» **Exercise brief**
Go through the data below. Pull out every line that has the word "Waves".

» **Dataset rows**
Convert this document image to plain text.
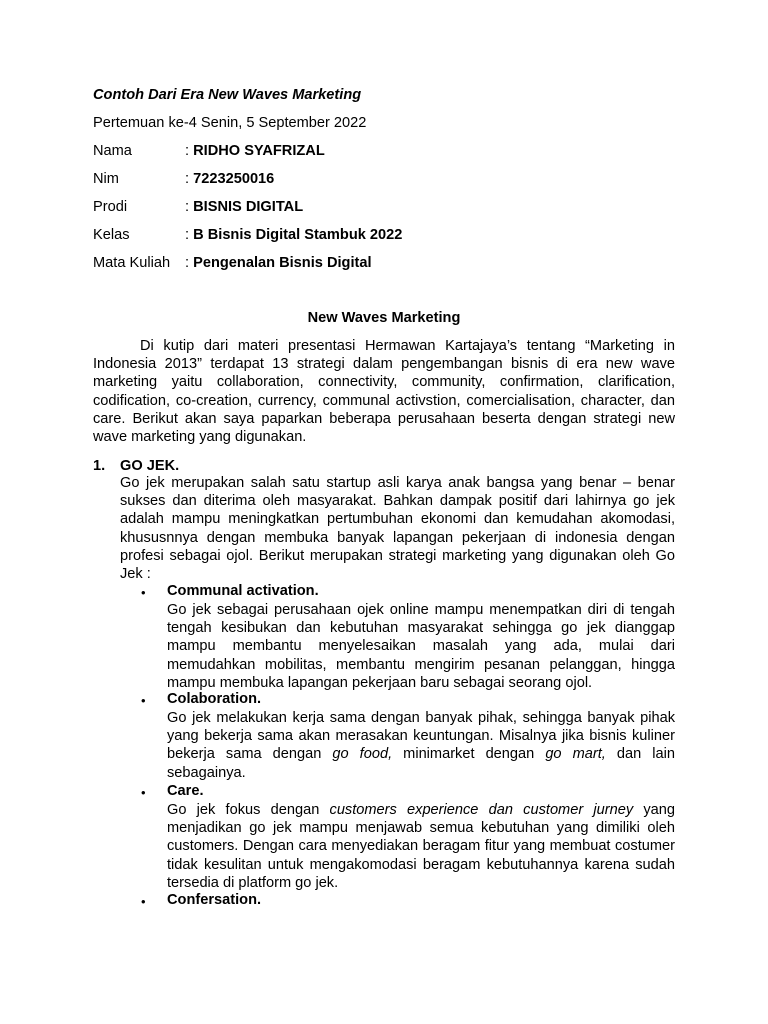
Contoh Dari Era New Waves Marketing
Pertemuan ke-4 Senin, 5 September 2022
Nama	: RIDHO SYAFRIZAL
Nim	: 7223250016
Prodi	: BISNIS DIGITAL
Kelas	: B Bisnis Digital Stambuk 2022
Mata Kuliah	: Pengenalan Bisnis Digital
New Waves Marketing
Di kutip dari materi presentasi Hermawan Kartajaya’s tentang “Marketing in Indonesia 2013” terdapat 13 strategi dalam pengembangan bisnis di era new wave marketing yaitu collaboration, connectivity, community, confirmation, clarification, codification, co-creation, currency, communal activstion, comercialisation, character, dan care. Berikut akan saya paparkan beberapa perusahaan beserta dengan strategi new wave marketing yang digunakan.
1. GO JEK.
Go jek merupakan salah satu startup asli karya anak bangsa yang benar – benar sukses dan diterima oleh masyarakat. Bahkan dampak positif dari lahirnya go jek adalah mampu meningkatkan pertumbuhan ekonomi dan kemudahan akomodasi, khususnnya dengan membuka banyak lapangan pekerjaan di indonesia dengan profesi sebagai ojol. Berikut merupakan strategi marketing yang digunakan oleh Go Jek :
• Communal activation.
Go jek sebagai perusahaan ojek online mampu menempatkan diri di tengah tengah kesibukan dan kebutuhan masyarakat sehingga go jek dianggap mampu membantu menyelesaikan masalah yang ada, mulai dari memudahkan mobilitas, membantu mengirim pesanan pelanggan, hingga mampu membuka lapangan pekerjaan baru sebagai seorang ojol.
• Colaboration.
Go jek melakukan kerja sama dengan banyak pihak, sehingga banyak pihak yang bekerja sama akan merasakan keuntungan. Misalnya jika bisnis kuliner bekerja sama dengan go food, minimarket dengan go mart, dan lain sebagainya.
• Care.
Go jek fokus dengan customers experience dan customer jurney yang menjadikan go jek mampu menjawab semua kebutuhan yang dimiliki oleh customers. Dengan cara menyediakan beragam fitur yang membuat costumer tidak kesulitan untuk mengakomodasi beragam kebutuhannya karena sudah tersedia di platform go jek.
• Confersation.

» **Result of this task**
Contoh Dari Era New Waves Marketing
New Waves Marketing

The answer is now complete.